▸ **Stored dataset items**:
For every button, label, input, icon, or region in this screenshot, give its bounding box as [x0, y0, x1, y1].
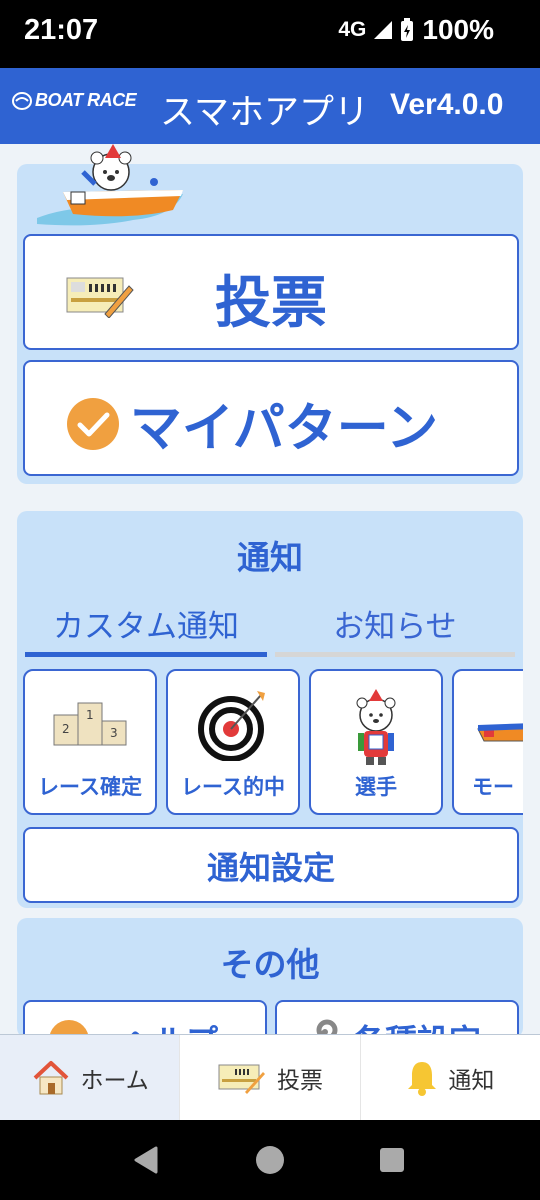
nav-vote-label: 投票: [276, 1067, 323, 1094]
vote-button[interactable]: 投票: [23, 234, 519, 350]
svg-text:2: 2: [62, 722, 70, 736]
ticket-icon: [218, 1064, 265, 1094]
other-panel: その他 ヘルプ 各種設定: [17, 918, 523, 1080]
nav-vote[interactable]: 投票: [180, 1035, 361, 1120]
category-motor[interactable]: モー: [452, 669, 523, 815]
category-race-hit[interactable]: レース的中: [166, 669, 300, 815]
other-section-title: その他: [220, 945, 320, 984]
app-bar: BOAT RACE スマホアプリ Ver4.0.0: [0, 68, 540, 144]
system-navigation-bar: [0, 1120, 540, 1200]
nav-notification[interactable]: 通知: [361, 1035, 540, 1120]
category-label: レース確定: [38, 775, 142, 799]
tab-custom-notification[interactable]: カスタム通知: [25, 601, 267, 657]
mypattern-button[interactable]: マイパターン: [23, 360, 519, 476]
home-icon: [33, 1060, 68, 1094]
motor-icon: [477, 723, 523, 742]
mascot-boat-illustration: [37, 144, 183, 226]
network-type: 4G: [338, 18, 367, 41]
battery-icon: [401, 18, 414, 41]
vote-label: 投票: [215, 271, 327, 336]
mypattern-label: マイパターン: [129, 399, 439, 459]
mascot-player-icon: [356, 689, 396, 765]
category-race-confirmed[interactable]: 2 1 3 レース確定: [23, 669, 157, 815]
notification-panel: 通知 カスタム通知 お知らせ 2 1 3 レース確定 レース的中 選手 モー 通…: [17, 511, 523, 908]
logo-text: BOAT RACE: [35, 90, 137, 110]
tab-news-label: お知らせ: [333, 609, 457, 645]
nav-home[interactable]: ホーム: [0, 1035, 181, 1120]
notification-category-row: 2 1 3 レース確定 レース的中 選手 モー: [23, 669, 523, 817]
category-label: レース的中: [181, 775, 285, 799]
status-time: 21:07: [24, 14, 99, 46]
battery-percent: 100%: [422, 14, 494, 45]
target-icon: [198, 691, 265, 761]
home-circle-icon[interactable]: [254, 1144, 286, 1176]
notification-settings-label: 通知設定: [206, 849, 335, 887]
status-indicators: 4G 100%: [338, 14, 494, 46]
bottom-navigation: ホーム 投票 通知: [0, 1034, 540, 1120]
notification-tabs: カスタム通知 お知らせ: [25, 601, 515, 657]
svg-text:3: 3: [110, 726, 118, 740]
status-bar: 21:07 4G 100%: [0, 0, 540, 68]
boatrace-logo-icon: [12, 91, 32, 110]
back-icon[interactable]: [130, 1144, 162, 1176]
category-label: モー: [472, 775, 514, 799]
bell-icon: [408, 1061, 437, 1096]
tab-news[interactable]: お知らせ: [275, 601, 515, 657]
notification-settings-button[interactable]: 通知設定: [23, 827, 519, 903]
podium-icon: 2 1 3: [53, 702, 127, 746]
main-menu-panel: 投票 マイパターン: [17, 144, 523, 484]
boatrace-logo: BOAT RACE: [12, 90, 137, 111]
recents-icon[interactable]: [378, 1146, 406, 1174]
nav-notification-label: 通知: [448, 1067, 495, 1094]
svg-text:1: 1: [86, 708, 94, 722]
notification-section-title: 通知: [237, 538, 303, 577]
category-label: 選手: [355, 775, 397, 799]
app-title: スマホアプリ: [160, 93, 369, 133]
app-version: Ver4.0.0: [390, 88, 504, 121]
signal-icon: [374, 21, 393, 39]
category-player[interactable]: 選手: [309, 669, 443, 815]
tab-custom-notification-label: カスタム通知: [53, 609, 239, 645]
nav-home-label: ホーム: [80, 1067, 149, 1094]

==

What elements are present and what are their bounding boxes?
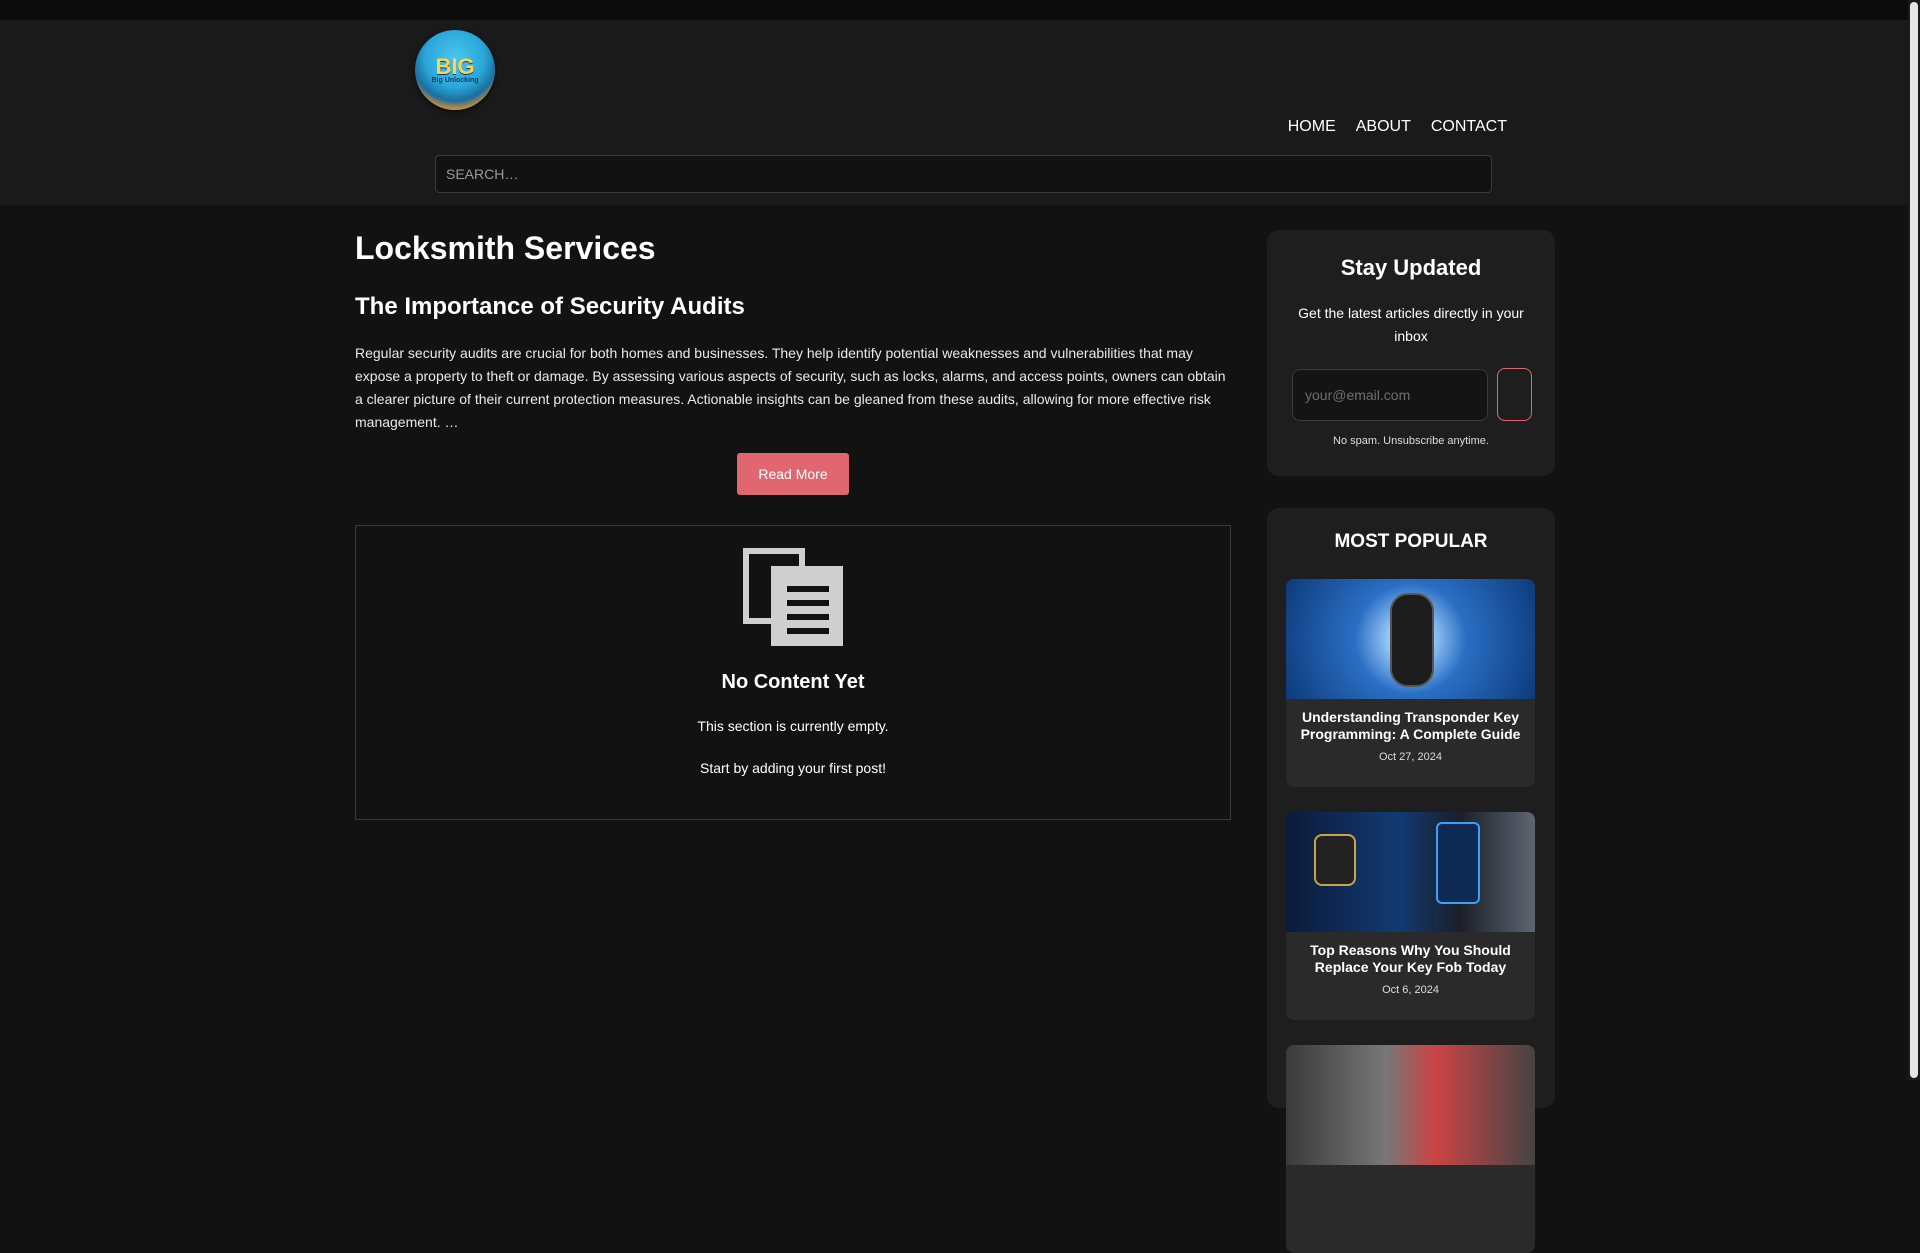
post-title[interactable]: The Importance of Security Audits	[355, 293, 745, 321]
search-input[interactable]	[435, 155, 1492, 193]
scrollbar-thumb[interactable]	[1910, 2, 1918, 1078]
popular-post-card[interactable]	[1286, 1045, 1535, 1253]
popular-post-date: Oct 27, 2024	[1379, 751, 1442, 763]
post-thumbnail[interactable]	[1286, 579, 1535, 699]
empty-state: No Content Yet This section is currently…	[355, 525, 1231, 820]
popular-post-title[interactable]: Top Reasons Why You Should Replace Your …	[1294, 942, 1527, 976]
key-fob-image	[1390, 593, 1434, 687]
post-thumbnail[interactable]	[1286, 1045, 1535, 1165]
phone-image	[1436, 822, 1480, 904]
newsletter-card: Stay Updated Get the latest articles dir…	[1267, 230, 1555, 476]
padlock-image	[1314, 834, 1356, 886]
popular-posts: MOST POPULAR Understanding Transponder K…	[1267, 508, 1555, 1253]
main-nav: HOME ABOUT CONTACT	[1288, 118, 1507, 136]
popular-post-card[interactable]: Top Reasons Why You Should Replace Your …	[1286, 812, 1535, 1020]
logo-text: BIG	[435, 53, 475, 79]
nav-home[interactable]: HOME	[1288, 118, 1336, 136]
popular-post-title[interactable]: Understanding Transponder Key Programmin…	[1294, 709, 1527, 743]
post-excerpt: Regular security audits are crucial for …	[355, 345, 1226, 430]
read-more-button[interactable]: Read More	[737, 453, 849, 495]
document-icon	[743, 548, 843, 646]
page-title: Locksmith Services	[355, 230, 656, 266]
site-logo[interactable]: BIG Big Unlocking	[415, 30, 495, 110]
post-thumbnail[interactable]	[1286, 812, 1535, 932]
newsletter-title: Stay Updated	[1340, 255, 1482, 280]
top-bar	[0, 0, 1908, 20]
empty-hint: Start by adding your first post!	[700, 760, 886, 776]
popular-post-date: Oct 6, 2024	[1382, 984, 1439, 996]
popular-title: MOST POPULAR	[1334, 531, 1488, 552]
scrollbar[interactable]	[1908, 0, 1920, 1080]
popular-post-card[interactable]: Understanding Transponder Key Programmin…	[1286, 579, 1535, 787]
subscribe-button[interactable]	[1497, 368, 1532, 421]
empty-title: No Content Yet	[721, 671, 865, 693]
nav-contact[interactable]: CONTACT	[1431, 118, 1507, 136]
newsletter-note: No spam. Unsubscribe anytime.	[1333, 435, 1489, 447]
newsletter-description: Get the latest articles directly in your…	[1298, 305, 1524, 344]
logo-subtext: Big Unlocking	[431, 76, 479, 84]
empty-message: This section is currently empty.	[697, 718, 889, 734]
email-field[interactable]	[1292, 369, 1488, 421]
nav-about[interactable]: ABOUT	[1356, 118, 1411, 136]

▸ **Work to be completed**: Report every line of the material that contains the string "logo", copying each line in full.

▸ **Exercise answer**:
logo-text: BOAT RACE: [35, 90, 137, 110]
boatrace-logo-icon: [12, 91, 32, 110]
boatrace-logo: BOAT RACE: [12, 90, 137, 111]
logo-text: BIG	[435, 53, 475, 79]
site-logo[interactable]: BIG Big Unlocking	[415, 30, 495, 110]
logo-subtext: Big Unlocking	[431, 76, 479, 84]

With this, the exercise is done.